_Direction_
Read the records below. Copy each line where the string "TradingView" occurs.

_Records supplied_

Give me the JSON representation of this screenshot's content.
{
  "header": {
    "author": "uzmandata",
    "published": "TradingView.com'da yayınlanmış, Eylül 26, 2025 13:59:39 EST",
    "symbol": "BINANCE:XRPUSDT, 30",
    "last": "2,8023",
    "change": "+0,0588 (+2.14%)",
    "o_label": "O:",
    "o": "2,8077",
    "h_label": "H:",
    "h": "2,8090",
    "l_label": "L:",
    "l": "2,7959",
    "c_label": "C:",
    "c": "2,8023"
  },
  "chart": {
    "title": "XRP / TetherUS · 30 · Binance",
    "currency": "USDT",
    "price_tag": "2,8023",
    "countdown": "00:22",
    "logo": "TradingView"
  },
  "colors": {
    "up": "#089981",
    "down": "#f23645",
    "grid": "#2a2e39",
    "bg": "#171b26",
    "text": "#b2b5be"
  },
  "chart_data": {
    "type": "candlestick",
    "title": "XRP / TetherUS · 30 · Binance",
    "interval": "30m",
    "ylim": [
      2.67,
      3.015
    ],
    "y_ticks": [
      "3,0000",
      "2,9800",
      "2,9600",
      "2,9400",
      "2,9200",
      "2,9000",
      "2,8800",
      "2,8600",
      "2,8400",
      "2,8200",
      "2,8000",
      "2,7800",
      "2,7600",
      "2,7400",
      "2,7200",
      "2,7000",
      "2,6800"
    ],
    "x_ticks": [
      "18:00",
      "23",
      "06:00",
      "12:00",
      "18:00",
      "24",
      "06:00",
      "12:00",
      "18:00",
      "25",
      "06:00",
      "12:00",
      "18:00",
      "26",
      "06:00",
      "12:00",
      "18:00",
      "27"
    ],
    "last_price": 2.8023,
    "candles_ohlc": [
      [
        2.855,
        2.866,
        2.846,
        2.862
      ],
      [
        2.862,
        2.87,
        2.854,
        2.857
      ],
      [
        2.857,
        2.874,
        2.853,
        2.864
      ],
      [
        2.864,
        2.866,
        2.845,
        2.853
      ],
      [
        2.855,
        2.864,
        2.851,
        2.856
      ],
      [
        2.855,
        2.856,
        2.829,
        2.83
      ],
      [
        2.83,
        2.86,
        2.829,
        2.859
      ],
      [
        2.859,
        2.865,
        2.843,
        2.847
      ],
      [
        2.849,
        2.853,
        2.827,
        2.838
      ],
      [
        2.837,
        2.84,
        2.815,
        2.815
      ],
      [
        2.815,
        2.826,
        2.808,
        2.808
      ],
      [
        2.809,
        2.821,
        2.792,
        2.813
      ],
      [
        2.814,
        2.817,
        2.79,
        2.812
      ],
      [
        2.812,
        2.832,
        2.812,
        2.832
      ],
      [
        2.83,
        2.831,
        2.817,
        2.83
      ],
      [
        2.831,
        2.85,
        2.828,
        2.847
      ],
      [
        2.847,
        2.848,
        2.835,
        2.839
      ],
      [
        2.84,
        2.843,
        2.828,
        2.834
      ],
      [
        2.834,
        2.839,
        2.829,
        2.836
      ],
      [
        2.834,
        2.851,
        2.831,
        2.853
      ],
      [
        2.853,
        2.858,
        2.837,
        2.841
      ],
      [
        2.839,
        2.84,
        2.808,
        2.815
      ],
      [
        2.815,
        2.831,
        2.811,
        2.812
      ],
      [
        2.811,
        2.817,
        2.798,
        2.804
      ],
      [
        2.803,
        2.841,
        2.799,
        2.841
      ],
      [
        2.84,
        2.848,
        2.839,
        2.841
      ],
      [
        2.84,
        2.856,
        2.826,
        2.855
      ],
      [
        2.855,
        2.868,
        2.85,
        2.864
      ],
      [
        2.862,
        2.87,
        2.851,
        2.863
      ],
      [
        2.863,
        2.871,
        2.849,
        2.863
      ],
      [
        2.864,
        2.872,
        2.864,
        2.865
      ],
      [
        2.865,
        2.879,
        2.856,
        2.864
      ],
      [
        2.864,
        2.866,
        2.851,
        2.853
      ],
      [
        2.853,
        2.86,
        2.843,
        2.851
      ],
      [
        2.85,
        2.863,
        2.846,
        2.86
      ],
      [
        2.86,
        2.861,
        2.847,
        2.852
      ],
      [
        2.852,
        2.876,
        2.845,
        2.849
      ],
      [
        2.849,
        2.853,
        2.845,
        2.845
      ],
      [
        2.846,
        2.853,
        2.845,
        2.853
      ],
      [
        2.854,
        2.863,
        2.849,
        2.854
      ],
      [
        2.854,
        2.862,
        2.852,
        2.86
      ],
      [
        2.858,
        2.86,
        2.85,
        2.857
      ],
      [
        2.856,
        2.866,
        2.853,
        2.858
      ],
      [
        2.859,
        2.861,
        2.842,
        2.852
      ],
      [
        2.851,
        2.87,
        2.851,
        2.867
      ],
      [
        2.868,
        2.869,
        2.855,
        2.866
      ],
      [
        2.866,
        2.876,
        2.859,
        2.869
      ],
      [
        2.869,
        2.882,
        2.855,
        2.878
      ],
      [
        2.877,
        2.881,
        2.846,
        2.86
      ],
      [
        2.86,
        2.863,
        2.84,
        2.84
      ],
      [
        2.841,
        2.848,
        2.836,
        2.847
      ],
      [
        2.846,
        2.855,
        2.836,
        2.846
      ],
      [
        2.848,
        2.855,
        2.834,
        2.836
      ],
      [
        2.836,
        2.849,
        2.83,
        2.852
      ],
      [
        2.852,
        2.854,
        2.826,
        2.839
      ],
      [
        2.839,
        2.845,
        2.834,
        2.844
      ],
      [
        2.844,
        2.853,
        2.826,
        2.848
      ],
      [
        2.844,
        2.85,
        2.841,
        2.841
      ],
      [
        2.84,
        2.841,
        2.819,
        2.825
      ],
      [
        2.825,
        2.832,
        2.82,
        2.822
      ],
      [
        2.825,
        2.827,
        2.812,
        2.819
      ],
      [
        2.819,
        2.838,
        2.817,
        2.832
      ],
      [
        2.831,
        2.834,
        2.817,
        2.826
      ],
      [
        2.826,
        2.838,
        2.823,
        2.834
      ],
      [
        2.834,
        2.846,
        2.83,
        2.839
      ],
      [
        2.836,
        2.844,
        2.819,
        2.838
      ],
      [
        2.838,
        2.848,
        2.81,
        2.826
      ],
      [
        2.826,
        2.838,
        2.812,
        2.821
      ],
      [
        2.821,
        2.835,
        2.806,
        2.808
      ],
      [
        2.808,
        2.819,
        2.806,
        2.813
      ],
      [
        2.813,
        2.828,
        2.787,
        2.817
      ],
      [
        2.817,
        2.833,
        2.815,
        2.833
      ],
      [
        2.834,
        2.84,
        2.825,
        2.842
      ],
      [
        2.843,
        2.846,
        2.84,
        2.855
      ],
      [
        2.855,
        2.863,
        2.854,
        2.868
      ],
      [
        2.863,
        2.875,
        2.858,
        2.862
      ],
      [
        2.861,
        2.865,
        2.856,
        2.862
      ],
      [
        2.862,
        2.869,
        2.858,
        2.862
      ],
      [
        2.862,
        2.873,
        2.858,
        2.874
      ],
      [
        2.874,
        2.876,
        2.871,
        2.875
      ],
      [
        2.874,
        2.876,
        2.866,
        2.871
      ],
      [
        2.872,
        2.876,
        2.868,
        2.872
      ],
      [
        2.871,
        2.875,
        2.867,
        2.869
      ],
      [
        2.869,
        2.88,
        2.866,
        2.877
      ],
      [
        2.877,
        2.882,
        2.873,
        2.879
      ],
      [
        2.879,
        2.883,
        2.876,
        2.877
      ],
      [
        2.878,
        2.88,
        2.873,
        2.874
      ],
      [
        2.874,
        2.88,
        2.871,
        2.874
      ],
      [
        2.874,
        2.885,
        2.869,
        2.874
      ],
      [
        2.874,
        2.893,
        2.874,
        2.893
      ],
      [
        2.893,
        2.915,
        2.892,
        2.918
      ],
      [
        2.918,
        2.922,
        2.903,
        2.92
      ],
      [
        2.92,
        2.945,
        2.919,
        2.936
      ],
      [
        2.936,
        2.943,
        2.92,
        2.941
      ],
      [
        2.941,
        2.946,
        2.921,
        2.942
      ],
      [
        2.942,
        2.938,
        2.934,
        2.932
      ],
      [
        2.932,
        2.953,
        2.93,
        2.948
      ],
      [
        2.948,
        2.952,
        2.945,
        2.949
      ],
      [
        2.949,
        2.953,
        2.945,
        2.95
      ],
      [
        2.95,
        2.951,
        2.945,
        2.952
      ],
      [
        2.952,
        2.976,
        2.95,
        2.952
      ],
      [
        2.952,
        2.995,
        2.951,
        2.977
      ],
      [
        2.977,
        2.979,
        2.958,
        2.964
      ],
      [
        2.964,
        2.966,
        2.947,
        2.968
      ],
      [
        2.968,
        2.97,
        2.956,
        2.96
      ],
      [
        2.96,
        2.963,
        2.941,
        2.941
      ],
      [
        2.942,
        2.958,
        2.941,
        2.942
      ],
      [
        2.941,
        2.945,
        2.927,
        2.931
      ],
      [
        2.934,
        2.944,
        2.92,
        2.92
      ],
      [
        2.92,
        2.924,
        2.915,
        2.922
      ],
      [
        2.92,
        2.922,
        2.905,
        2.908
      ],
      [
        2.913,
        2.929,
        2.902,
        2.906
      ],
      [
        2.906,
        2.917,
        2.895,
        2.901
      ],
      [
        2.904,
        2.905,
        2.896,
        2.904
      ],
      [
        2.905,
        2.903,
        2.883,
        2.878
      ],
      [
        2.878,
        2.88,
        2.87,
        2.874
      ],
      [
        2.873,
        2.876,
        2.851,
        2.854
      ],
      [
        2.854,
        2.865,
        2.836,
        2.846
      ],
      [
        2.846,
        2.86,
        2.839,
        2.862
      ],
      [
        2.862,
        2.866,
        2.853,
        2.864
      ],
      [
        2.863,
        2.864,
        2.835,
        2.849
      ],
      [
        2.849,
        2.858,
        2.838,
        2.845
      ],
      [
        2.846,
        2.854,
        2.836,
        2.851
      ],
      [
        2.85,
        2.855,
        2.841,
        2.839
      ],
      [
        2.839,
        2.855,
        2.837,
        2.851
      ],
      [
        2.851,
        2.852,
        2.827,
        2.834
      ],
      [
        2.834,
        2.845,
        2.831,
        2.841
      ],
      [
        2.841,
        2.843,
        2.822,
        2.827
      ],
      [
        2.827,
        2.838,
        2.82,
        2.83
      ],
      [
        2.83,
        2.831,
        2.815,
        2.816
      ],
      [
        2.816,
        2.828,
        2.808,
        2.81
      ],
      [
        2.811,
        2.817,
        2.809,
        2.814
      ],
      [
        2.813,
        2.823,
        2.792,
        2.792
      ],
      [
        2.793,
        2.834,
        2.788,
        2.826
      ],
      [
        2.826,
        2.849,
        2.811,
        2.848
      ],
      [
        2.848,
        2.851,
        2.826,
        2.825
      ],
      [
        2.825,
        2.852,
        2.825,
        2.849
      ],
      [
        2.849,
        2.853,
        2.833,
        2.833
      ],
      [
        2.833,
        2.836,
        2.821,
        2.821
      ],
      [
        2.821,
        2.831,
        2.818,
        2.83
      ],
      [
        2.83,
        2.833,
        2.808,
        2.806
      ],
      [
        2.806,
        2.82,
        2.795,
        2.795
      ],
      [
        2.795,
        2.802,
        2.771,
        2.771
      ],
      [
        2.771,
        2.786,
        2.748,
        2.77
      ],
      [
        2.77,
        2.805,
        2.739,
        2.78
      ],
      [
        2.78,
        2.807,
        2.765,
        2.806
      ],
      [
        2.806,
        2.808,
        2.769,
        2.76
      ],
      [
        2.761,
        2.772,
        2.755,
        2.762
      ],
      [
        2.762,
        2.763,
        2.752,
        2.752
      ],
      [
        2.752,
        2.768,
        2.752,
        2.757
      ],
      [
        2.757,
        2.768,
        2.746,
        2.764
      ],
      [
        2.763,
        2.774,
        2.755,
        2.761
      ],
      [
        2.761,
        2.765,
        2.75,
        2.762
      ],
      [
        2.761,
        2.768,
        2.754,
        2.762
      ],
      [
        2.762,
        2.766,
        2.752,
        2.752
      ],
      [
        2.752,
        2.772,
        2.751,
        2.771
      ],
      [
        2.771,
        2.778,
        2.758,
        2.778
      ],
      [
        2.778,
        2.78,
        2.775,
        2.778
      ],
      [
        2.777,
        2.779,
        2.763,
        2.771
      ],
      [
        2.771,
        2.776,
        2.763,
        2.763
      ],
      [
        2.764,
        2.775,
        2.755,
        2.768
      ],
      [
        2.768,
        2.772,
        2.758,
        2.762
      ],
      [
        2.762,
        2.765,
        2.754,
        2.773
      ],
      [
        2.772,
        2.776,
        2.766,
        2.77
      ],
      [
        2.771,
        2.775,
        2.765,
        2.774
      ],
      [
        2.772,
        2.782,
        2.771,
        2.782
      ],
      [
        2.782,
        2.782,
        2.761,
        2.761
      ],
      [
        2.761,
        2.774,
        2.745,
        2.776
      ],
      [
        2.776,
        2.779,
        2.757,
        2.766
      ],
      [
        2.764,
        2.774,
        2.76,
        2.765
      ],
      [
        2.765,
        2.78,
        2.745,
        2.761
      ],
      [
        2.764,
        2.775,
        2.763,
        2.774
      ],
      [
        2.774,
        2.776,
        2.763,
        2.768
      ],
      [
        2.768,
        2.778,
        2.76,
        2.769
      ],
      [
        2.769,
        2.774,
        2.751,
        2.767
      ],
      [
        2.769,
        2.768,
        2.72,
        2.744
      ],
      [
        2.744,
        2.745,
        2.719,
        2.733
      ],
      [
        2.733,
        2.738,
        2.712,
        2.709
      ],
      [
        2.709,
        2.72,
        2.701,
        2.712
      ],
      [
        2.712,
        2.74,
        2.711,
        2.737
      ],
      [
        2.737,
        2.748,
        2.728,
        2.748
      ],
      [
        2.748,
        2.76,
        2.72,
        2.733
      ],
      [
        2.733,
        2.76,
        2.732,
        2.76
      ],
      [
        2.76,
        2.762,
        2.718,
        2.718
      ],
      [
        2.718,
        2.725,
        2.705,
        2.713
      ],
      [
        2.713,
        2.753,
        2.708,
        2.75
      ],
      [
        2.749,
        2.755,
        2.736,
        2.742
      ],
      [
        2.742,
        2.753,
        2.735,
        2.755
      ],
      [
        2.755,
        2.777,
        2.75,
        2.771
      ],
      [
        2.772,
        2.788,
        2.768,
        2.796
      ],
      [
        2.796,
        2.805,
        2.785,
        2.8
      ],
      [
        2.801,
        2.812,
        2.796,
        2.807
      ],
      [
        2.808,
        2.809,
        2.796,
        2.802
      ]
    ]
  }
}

_Correct response_
    "published": "TradingView.com'da yayınlanmış, Eylül 26, 2025 13:59:39 EST",
    "logo": "TradingView"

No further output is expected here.